### [Stated exercise]
Repeat the material below exactly, with no pictures.

### [Stored records]
►

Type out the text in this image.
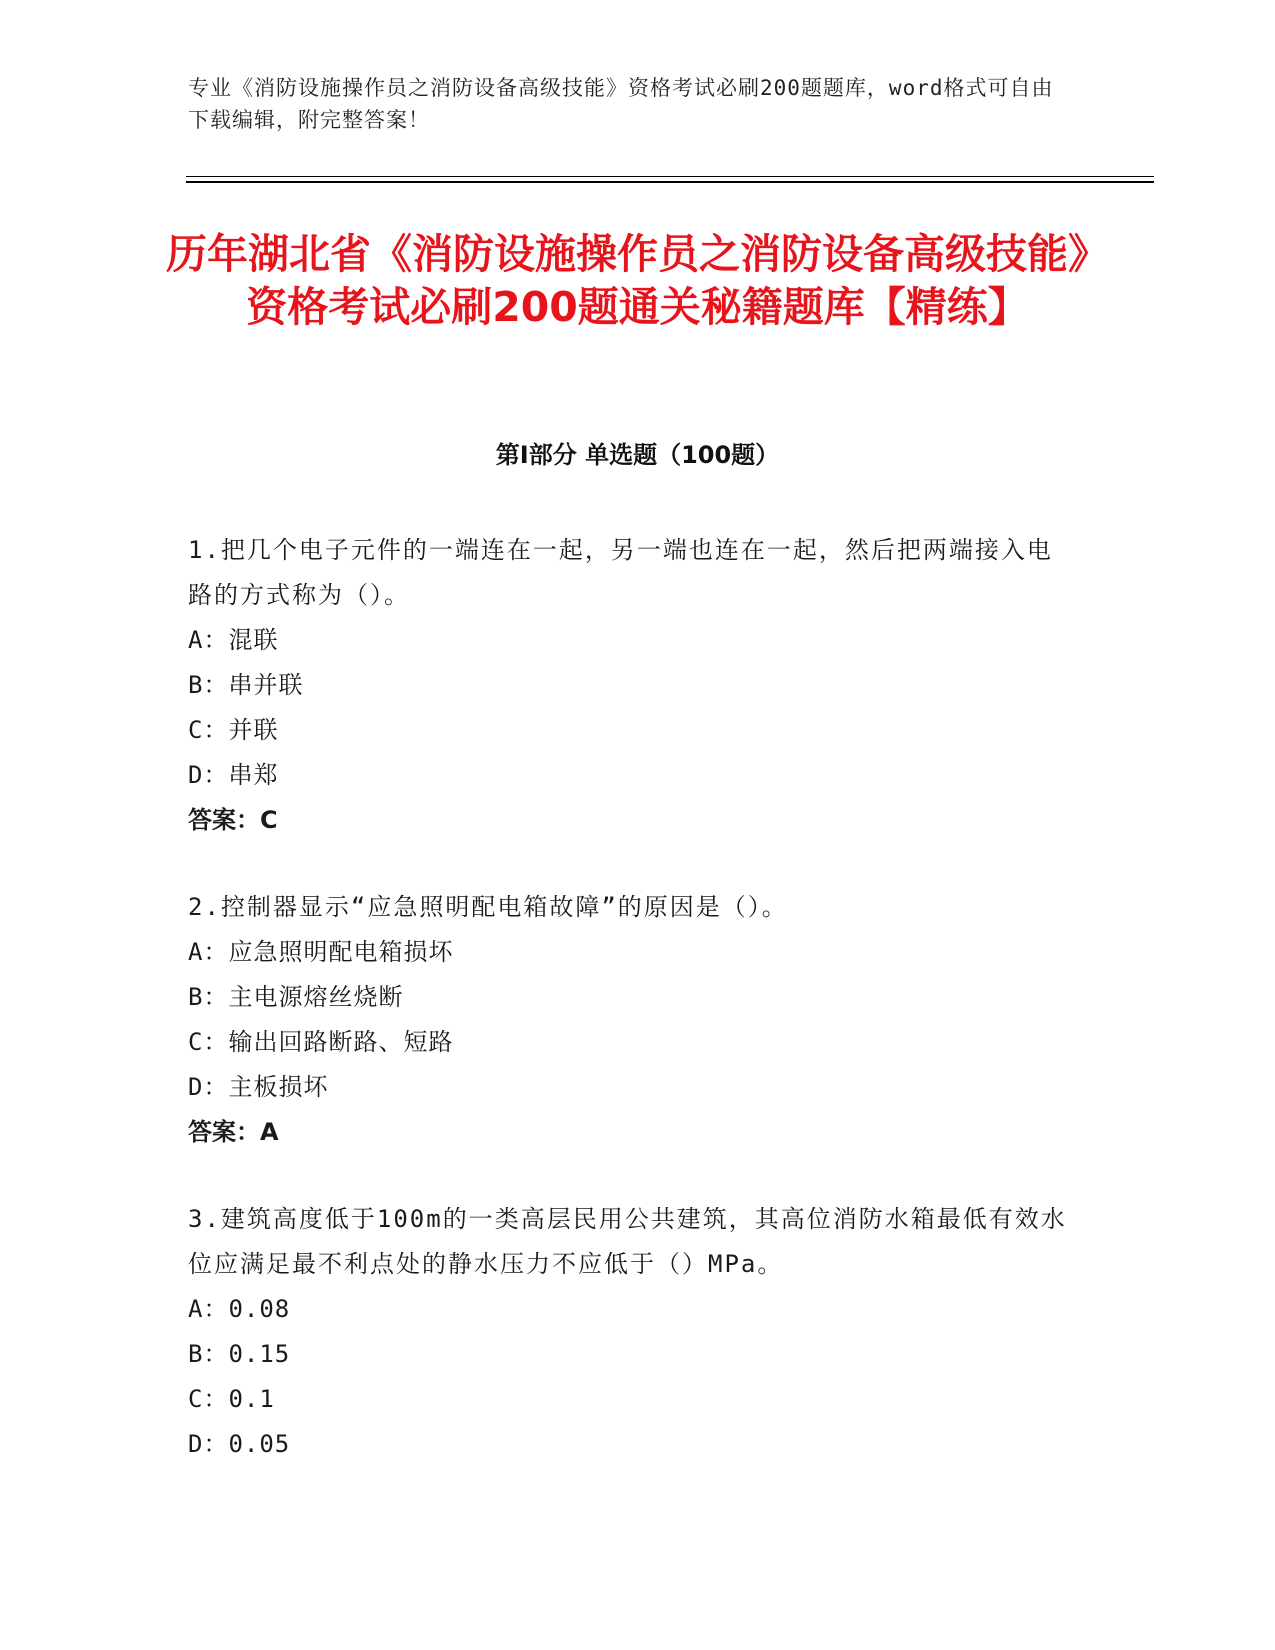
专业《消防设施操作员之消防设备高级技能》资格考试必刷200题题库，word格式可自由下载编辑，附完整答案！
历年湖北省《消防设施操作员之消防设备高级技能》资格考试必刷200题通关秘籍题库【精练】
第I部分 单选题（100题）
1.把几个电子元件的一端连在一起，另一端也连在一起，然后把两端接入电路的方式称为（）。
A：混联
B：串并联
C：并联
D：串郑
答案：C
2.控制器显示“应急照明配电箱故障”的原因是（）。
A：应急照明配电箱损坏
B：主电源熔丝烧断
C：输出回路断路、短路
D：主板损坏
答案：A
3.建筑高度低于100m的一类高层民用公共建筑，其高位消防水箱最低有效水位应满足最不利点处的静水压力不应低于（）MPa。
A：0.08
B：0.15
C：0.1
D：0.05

◄

### [Answer for the task]
Type out the text in this image.
专业《消防设施操作员之消防设备高级技能》资格考试必刷200题题库，word格式可自由下载编辑，附完整答案！
历年湖北省《消防设施操作员之消防设备高级技能》资格考试必刷200题通关秘籍题库【精练】
第I部分 单选题（100题）
1.把几个电子元件的一端连在一起，另一端也连在一起，然后把两端接入电路的方式称为（）。
A：混联
B：串并联
C：并联
D：串郑
答案：C
2.控制器显示“应急照明配电箱故障”的原因是（）。
A：应急照明配电箱损坏
B：主电源熔丝烧断
C：输出回路断路、短路
D：主板损坏
答案：A
3.建筑高度低于100m的一类高层民用公共建筑，其高位消防水箱最低有效水位应满足最不利点处的静水压力不应低于（）MPa。
A：0.08
B：0.15
C：0.1
D：0.05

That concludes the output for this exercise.